→ **Kaynak**:

'''

Dün (23 Ağustos) başlayan kamp, ekolojiden sürdürülebilirliğe, LGBTİ+ hakları mücadelesinden afet ve kriz dönemlerine dek birçok konunun ele alındığı çeşitli oturumlara ev sahipliği yapacak şekilde düzenlendi. Kampın bu yılki ilk oturumları bugün (24 Ağustos) düzenlendi.

Kampa çeşitli şehirlerden Yeşil Düşünce Derneği ve Yeşiller Partisi üyelerinin yanı sıra, sivil toplum örgütlerinden gönüllüler, akademisyenler, her yaştan iklim aktivistleri, öğrenciler ve çocuklar katılım sağladı.

Şiddet ve tacize sıfır tolerans

Yeşil Kamp
Fotoğraf: Dilan Ela Pamuk

Kampta ekolojik davranışları geliştirmek, birlikte keyifle vakit geçirmek ve olası tüm hak ihlallerin önüne geçebilmek adına koyulan kurallar zeytin ağaçlarının altında oluşturulan toplanma alanında tekrar edildi. Bunlardan en önemlisi, güvenli ve herkesin rahatlıkla kendini ifade edebileceği bir ortam yaratabilmek için belirlenen etik ilkeler.

Yeşil Kamp

Şiddet ve tacize ‘sıfır tolerans’ politikası izlenecek kamp boyunca katılımcıların rahatsız olduğu şiddet ve taciz gibi durumları bildirebilmesi için güvenli kişiler belirlenirken, kişisel sınırları ihlal eden her tür davranış da yasaklandı.

Yeşil Kamp
Fotoğraf: Dilan Ela Pamuk

Katılımcılara bu güvenli alanı hatırlatmak için kullanabilecekleri ‘Hayır, hayır demektir’ yazılı stickerlar dağıtıldı.

'''

→ **İstenenler**:
(A) Kampla ilgili metinde kampa katıldığı belirtilen grupların hepsini sıralayın.
(B) Kampla ilgili metinde "Kampa çeşitli şehirlerden" sözlerini içeren yerle açılıp "belirlenen etik ilkeler." sözleriyle kapanan bölümü harfi harfine aktarın.

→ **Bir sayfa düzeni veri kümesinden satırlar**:
'''

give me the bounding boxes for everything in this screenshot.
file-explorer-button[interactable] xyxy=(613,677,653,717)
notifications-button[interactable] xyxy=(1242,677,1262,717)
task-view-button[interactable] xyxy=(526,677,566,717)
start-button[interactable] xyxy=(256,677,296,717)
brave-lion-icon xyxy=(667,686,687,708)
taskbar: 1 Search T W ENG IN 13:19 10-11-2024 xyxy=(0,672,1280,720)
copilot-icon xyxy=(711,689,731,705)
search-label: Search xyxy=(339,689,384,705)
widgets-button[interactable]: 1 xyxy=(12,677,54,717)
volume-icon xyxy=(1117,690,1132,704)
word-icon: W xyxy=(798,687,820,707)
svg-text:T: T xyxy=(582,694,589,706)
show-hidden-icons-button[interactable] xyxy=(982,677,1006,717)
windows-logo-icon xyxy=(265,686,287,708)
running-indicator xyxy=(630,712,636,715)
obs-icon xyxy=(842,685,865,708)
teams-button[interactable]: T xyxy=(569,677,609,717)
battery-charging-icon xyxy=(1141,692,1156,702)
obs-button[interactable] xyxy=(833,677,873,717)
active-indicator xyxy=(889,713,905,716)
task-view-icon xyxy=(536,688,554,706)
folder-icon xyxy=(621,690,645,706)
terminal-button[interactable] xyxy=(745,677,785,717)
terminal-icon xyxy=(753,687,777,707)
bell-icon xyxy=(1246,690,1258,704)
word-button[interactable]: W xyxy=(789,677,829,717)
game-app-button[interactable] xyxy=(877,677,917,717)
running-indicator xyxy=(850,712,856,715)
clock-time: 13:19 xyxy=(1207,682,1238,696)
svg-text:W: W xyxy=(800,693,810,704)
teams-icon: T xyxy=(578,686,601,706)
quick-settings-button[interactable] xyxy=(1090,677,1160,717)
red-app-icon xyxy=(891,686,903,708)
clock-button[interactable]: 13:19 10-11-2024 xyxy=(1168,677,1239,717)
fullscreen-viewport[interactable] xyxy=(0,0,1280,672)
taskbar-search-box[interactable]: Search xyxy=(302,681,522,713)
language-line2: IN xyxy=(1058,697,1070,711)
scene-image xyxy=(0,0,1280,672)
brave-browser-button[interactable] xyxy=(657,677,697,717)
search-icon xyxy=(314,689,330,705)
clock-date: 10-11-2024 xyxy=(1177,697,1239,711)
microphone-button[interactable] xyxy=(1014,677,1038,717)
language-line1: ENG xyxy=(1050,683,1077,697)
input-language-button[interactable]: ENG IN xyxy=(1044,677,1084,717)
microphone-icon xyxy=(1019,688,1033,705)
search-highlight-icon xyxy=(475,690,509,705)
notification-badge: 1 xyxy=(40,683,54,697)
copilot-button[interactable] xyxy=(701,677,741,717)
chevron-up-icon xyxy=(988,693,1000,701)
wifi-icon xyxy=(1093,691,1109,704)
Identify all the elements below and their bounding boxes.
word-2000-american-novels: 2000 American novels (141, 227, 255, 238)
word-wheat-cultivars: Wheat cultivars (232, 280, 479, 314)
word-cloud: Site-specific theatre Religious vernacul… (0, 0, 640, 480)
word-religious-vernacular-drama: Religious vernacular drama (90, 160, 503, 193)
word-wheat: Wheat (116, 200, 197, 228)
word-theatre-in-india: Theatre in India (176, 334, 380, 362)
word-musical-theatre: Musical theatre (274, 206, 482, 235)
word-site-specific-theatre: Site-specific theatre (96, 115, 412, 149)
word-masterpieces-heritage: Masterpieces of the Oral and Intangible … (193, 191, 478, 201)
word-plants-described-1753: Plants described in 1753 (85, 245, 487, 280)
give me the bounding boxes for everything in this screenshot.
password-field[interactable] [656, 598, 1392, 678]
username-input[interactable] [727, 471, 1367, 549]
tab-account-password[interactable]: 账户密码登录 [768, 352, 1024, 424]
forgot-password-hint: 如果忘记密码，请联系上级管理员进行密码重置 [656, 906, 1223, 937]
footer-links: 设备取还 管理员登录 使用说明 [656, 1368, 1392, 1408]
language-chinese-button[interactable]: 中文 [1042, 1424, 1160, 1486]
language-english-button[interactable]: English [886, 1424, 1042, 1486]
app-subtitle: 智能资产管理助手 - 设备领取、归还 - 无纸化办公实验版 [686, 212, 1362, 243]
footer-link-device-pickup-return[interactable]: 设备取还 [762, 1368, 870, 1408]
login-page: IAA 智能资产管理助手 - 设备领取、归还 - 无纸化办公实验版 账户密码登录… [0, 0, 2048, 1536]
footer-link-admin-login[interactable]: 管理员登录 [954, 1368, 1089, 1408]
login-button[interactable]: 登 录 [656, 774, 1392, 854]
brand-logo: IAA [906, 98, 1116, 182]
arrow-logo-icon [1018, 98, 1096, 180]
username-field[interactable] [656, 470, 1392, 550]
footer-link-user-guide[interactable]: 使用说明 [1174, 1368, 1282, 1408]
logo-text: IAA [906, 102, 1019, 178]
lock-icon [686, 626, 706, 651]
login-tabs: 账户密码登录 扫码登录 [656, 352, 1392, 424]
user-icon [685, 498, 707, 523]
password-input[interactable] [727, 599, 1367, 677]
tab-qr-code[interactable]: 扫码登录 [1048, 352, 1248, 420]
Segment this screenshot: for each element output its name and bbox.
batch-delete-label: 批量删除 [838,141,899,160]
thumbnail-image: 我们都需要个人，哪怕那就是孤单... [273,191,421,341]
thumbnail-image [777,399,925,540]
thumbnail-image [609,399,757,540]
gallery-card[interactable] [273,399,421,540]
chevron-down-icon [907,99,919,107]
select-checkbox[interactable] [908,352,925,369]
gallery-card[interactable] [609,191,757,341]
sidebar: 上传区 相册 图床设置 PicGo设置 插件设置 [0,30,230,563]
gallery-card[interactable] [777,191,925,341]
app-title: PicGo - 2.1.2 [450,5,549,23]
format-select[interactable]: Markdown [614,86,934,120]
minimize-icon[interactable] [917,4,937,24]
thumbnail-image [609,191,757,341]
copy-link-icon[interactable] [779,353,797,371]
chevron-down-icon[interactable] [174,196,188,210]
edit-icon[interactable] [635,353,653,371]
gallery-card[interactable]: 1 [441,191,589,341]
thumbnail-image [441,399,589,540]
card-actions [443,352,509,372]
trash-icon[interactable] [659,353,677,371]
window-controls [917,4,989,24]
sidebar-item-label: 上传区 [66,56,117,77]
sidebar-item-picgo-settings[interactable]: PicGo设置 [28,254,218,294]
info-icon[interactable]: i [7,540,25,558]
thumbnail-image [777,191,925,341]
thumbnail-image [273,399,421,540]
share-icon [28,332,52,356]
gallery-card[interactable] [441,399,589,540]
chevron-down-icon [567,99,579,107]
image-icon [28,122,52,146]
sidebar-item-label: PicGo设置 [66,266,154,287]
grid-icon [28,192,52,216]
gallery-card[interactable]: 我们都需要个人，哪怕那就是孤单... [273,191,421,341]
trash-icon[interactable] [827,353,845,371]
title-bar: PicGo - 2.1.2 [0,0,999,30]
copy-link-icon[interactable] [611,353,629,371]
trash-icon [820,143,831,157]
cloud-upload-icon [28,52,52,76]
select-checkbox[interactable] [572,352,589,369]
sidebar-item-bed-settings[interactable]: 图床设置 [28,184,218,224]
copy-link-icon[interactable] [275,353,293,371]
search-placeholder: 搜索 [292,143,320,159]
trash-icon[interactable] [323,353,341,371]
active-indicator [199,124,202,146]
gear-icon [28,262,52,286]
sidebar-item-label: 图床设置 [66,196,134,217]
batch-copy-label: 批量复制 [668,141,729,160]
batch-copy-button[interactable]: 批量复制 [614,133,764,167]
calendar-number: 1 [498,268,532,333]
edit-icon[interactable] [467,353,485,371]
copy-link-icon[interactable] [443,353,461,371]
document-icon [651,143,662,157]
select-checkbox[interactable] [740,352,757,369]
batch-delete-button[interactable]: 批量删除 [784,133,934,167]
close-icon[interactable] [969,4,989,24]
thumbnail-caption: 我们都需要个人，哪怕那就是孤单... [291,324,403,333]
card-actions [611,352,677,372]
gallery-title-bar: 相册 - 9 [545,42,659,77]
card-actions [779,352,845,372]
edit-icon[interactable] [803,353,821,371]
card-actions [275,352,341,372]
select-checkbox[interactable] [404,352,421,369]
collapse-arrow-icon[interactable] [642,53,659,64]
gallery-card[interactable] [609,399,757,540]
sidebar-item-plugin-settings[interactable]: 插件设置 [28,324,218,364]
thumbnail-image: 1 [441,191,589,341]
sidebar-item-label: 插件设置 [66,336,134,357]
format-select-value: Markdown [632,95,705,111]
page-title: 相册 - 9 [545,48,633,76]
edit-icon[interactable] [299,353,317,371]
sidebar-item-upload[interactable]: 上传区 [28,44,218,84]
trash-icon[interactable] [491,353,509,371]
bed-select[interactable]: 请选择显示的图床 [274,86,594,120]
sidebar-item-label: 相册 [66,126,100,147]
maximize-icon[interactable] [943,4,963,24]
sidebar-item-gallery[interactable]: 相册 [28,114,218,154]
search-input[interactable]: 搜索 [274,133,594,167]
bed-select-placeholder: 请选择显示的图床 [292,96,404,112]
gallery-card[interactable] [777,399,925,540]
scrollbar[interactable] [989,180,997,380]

'''

→ **Görev Sonuçları**:
(A)
- Yeşil Düşünce Derneği üyeleri
- Yeşiller Partisi üyeleri
- Sivil toplum örgütlerinden gönüllüler
- Akademisyenler
- Her yaştan iklim aktivistleri
- Öğrenciler
- Çocuklar

(B)
Kampa çeşitli şehirlerden Yeşil Düşünce Derneği ve Yeşiller Partisi üyelerinin yanı sıra, sivil toplum örgütlerinden gönüllüler, akademisyenler, her yaştan iklim aktivistleri, öğrenciler ve çocuklar katılım sağladı.

Şiddet ve tacize sıfır tolerans

Yeşil Kamp
Fotoğraf: Dilan Ela Pamuk

Kampta ekolojik davranışları geliştirmek, birlikte keyifle vakit geçirmek ve olası tüm hak ihlallerin önüne geçebilmek adına koyulan kurallar zeytin ağaçlarının altında oluşturulan toplanma alanında tekrar edildi. Bunlardan en önemlisi, güvenli ve herkesin rahatlıkla kendini ifade edebileceği bir ortam yaratabilmek için belirlenen etik ilkeler.